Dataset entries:
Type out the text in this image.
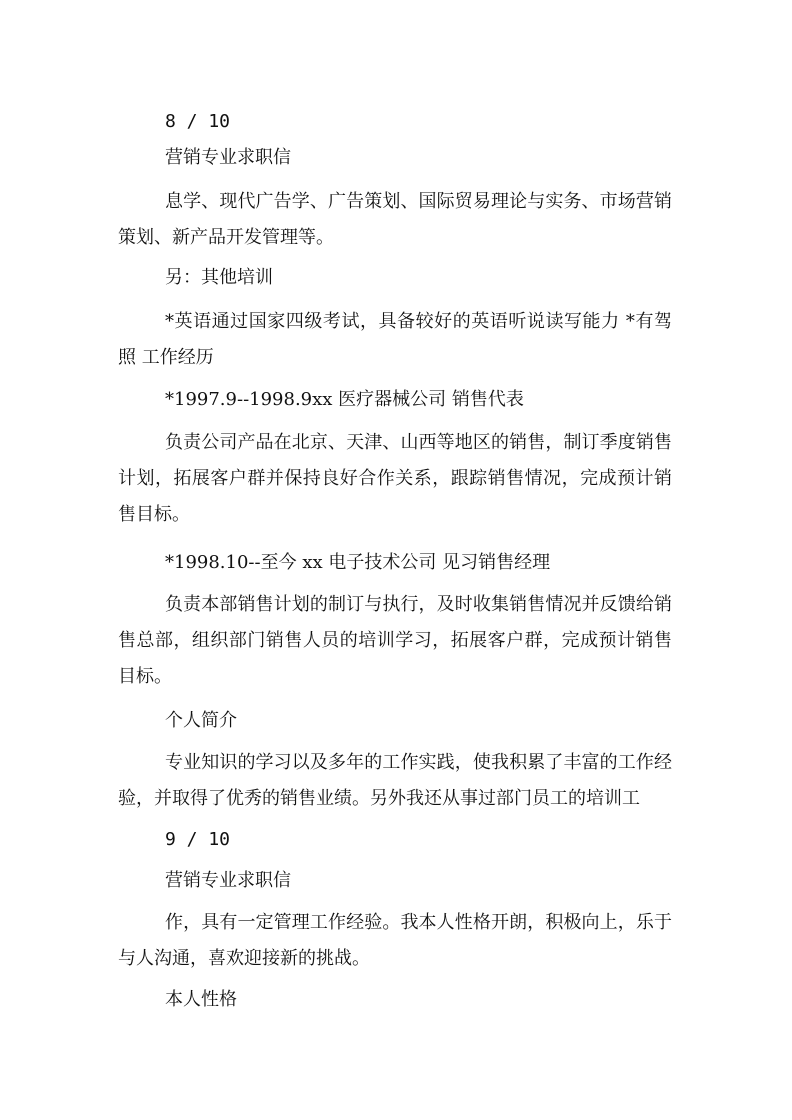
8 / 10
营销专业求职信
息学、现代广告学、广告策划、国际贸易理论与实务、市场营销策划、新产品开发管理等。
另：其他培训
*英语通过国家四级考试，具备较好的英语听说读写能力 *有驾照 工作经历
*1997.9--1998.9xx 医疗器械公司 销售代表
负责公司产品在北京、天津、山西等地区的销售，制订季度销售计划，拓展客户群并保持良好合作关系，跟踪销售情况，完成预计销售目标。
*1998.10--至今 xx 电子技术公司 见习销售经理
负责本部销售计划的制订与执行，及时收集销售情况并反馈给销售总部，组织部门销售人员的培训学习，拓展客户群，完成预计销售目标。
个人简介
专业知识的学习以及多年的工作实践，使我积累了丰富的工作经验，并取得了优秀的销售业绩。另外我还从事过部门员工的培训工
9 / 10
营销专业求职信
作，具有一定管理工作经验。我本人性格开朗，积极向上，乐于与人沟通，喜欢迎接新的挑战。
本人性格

---

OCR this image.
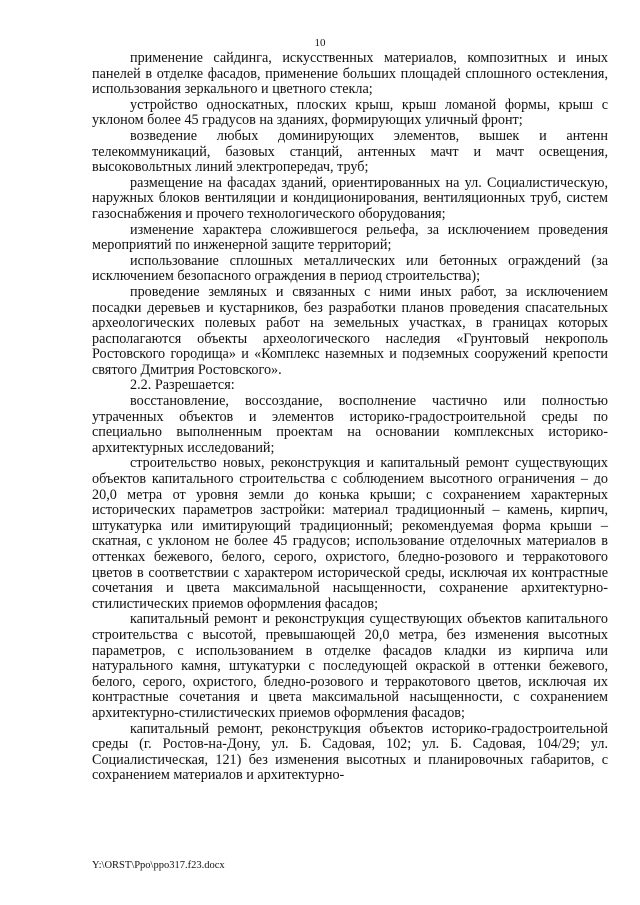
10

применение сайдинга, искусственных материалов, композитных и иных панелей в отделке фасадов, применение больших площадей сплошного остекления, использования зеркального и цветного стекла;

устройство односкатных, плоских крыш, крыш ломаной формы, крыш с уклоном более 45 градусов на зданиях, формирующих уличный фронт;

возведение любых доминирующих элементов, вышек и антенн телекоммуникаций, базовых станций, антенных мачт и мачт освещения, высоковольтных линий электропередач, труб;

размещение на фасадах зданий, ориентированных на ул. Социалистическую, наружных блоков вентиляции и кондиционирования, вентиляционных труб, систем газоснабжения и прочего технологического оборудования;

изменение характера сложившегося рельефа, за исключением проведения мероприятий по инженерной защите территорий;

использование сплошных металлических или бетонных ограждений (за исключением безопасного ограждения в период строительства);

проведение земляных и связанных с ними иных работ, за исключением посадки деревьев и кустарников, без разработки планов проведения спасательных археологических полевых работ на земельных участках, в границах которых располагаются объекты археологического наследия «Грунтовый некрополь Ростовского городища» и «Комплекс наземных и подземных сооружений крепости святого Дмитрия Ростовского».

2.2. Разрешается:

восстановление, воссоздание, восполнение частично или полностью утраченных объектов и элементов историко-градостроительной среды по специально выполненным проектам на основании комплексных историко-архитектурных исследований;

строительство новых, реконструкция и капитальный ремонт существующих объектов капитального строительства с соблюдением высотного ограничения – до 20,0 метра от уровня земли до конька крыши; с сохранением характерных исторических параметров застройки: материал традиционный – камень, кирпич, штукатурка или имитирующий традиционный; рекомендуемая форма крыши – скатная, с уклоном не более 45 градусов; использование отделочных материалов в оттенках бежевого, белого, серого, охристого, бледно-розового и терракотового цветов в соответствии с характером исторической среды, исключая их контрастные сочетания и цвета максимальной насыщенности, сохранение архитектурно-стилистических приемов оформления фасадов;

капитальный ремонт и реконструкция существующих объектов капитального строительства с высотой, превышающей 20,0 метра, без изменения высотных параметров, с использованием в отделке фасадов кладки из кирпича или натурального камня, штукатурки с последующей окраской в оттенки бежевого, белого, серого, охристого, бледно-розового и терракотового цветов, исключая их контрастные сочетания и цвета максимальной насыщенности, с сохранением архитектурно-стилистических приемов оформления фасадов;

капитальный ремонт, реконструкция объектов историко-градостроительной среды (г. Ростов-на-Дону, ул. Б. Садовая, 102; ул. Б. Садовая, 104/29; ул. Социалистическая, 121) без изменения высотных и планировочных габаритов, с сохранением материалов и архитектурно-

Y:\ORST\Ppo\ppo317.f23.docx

...

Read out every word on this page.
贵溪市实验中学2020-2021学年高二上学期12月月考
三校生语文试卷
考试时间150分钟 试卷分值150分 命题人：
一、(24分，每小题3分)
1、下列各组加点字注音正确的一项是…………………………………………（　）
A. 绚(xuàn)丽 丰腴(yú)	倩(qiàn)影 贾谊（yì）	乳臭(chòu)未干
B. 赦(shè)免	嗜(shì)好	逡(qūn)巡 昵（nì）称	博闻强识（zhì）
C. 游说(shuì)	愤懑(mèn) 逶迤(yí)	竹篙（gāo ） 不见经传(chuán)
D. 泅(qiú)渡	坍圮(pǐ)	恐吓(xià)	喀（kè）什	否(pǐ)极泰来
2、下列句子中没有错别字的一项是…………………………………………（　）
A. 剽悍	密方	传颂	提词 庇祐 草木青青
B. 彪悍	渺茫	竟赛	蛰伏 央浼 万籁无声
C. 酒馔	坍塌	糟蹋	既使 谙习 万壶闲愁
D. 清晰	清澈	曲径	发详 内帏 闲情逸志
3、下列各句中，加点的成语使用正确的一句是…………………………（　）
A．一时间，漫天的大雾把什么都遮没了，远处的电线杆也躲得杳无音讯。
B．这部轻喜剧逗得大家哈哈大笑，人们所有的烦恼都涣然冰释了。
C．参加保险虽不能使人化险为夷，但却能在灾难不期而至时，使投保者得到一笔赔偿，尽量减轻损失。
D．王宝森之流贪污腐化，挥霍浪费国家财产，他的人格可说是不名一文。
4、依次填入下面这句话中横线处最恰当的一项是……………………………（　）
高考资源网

Short exercise:
Lines that hold "архитектурно" are the ones to copy; find all of them.

Correct answer:
строительство новых, реконструкция и капитальный ремонт существующих объектов капитального строительства с соблюдением высотного ограничения – до 20,0 метра от уровня земли до конька крыши; с сохранением характерных исторических параметров застройки: материал традиционный – камень, кирпич, штукатурка или имитирующий традиционный; рекомендуемая форма крыши – скатная, с уклоном не более 45 градусов; использование отделочных материалов в оттенках бежевого, белого, серого, охристого, бледно-розового и терракотового цветов в соответствии с характером исторической среды, исключая их контрастные сочетания и цвета максимальной насыщенности, сохранение архитектурно-стилистических приемов оформления фасадов;
капитальный ремонт и реконструкция существующих объектов капитального строительства с высотой, превышающей 20,0 метра, без изменения высотных параметров, с использованием в отделке фасадов кладки из кирпича или натурального камня, штукатурки с последующей окраской в оттенки бежевого, белого, серого, охристого, бледно-розового и терракотового цветов, исключая их контрастные сочетания и цвета максимальной насыщенности, с сохранением архитектурно-стилистических приемов оформления фасадов;
капитальный ремонт, реконструкция объектов историко-градостроительной среды (г. Ростов-на-Дону, ул. Б. Садовая, 102; ул. Б. Садовая, 104/29; ул. Социалистическая, 121) без изменения высотных и планировочных габаритов, с сохранением материалов и архитектурно-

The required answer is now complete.